Supplied passage:
Sami

The Sámi are the indigenous peoples found in northern areas of Scandinavia and Russia.  Their rich culture and traditional lifestyles developed over thousands of years in response to the harsh coastal and tundra environments found in the far north.   

So, who are the Sámi? There is a stereotypical view the Sami were all nomadic reindeer herders.  Of course, there were and are Sámi reindeer herders, but there are also coastal Sami, mountain Sámi and forest Sámi. However, many of these cultural groups have not been nomadic for hundreds of years and combine fishing, farming, and hunting activities as part of their livelihoods.  What defines and unifies these diverse Sámi groups is their language.   There are in fact ten Sámi languages and dialects, but the most spoken is North Sami.  The vast area of the far north spanning four countries where Sámi live is known as Sápmi.

The Sámi, like many indigenous peoples have historically faced persecution and robust pressure for assimilation by national governments.  In the past Sámi were better known as ‘Lapps’ and early maps show the regions in which they lived as ‘Lapland’.  Literature and documents dating from early period and well into the twentieth century use the term Lapp, which is now seen as derogatory.  There is no doubt from both archaeological and place name evidence that the distribution of the Sámi in the past used to be much more extensive, but as the ethnic Norwegians and Swedes moved north, so the Sámi came to live in the northern most and least favourable areas.

Part of the reason for Sámi persecution was that the traditional beliefs and paganism were regarded as witchcraft, and these resulted in trials and subsequent burnings.  It is well-documented that Sámi shamans (naodii) were meant to be great wizards and their drumming was particularly feared.  In fact, only about 40 Sámi drums have survived as they were destroyed in the seventeenth and eighteenth century for fear of the shamans.  Much knowledge of traditional beliefs went unrecorded as the Sami relied on oral, not written records.  However, some fascinating details are known from witch trials and eighteenth-century travellers such as Linnaeus.  The traditional beliefs were animistic, polytheistic and connected to the natural world.  Seidi, were magical sites in the landscape, such as stones or special lakes.  Stones were used as altars and sacrifices, such as fish oil and reindeer would be made to ensure luck in fishing and hunting.  Bears were seen as particularly special, and if killed there were special rituals that needed to be undertaken. 

The Sámi are well-known for their distinctive colourful clothing made of wool or cotton, with ribbons as ornamentation.  The clothes are often worn with pewter or silver brooches and buckle belts.    Men and women wear a tunic known as a gáktiwith a high collar, the mens’ version being shorter.  There are pronounced regional variants of costume in terms of cut, colour and decoration.  Finnesko or Sámi boots with their turned-up fronts, are a clever adaptation to hold skis tight.  Sami head wear has been closely studied.  In the past, women in several areas wore a dramatic crown-like headdress known as a Ládjogahpir that had “horn” formed by a wooden stiffener.  By the end of the nineteenth century this headdress hardly existed.  Two versions exist about why it became a thing of the past these, either because the pietistic Laestadius Church, which is such a feature of Sami life, disapproved of finery or because it was associated with witchcraft and paganism by the official Church.  The hat of the “Four winds”, worn by men, was also reputed to have supernatural powers.  Traditional Sámi clothing also often features a shawl, lididni, and the headdress is a bonnet which replaced the elaborate Ládjogahpir.

Records supplied:
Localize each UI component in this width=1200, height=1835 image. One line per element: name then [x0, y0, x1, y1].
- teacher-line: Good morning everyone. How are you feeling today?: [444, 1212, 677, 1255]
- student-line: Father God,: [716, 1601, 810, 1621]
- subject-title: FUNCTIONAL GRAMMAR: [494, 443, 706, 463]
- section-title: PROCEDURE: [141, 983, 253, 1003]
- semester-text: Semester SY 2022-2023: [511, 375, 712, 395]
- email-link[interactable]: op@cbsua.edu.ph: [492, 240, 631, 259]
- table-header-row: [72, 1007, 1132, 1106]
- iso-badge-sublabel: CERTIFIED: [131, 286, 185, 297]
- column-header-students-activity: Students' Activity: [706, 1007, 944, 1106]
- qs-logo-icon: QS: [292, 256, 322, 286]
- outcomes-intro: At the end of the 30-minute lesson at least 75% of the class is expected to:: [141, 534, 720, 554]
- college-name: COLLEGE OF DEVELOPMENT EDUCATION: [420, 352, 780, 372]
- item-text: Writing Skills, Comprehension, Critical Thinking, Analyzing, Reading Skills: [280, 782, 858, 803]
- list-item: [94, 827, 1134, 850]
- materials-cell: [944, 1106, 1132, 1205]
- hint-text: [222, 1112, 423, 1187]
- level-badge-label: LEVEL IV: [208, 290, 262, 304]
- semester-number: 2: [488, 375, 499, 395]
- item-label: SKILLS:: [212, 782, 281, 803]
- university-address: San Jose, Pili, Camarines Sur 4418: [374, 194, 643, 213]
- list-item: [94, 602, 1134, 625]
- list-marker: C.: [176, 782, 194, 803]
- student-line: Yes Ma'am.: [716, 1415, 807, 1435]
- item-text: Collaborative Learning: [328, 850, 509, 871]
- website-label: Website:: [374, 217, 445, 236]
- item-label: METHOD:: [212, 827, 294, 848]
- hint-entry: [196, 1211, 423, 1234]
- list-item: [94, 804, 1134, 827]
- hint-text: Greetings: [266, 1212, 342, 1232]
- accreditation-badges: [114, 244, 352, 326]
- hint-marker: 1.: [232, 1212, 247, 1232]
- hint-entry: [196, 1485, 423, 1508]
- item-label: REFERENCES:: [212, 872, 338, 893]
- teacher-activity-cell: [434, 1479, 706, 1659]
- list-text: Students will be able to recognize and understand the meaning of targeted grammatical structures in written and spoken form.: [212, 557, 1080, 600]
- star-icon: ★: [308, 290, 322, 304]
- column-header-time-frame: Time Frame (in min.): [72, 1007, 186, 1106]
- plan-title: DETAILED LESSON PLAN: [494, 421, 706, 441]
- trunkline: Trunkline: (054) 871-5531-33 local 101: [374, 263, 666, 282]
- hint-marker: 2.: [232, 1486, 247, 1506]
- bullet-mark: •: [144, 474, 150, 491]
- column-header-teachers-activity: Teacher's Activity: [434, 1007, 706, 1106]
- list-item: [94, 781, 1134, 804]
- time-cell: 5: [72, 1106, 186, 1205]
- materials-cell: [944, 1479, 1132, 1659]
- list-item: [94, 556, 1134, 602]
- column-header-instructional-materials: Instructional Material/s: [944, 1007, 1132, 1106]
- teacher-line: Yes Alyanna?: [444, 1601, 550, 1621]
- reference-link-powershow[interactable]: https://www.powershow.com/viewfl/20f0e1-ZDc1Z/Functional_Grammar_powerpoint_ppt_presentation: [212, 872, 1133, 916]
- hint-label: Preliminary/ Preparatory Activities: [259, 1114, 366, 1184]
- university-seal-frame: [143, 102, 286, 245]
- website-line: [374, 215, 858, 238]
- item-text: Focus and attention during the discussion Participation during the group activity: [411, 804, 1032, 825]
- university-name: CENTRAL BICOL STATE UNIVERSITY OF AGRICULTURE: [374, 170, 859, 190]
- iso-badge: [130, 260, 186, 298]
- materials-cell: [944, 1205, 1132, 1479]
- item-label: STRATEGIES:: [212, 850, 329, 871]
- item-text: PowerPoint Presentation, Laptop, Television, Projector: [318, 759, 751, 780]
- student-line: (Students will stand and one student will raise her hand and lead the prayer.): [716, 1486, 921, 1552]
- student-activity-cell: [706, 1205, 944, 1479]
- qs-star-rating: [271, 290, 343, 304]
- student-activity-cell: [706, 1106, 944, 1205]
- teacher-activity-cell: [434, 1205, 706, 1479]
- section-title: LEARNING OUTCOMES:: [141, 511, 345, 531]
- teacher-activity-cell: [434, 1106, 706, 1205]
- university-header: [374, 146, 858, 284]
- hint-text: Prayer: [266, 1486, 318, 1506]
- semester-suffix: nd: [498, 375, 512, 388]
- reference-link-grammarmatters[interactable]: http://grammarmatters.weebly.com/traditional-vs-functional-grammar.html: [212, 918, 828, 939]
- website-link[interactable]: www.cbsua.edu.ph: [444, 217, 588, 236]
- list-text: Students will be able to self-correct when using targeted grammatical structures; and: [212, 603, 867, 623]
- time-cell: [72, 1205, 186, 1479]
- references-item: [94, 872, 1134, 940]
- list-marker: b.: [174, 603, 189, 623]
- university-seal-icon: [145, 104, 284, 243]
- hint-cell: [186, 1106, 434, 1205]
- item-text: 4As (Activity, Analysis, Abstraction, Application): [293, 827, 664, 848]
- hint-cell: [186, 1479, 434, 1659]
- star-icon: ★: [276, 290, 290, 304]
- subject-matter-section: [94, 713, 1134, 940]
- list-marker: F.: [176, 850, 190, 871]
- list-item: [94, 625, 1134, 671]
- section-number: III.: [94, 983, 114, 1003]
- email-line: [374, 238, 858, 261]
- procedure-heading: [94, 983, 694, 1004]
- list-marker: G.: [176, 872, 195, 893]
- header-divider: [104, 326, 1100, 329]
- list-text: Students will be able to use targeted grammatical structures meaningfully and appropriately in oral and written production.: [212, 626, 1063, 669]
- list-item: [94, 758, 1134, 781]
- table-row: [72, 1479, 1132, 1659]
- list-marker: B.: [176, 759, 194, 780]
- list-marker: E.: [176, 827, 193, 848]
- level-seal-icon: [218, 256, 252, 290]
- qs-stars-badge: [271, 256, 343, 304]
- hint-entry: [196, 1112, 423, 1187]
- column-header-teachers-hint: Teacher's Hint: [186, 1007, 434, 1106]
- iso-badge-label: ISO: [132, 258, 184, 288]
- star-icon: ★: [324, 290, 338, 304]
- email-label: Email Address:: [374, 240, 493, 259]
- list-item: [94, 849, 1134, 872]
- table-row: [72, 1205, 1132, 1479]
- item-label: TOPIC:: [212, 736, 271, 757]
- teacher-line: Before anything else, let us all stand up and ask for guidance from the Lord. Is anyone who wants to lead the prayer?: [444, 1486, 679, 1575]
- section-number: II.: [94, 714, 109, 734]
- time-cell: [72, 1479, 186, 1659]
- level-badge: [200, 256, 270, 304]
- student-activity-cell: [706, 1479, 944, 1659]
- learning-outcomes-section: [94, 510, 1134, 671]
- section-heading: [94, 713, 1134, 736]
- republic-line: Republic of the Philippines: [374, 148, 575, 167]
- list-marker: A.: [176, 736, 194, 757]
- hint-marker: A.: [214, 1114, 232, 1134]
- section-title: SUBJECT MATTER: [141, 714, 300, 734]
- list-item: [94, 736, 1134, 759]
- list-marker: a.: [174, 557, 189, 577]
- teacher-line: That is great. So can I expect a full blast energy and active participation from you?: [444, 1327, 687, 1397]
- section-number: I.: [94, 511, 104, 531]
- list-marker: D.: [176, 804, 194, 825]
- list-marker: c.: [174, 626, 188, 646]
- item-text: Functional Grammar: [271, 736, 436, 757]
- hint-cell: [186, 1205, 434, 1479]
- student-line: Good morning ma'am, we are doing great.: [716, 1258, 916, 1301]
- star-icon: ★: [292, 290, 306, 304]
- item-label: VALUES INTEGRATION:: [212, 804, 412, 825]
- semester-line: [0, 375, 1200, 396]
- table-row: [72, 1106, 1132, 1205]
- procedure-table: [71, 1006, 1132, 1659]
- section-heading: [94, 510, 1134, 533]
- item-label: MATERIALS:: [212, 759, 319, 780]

Stated task A: From the Sámi passage, return the span that begins at the words "So, who are" and stops after the words "known as Sápmi.". Copy it exactly.
Stated task B:
Answer these questions using the Sámi passage:
(i) Which Sámi language is the most spoken?
(ii) About how many Sámi drums have survived?
(iii) What are the turned-up fronts of Finnesko boots adapted to do?

Final result A:
So, who are the Sámi? There is a stereotypical view the Sami were all nomadic reindeer herders.  Of course, there were and are Sámi reindeer herders, but there are also coastal Sami, mountain Sámi and forest Sámi. However, many of these cultural groups have not been nomadic for hundreds of years and combine fishing, farming, and hunting activities as part of their livelihoods.  What defines and unifies these diverse Sámi groups is their language.   There are in fact ten Sámi languages and dialects, but the most spoken is North Sami.  The vast area of the far north spanning four countries where Sámi live is known as Sápmi.

Final result B:
(i) North Sami.
(ii) About 40.
(iii) Hold skis tight.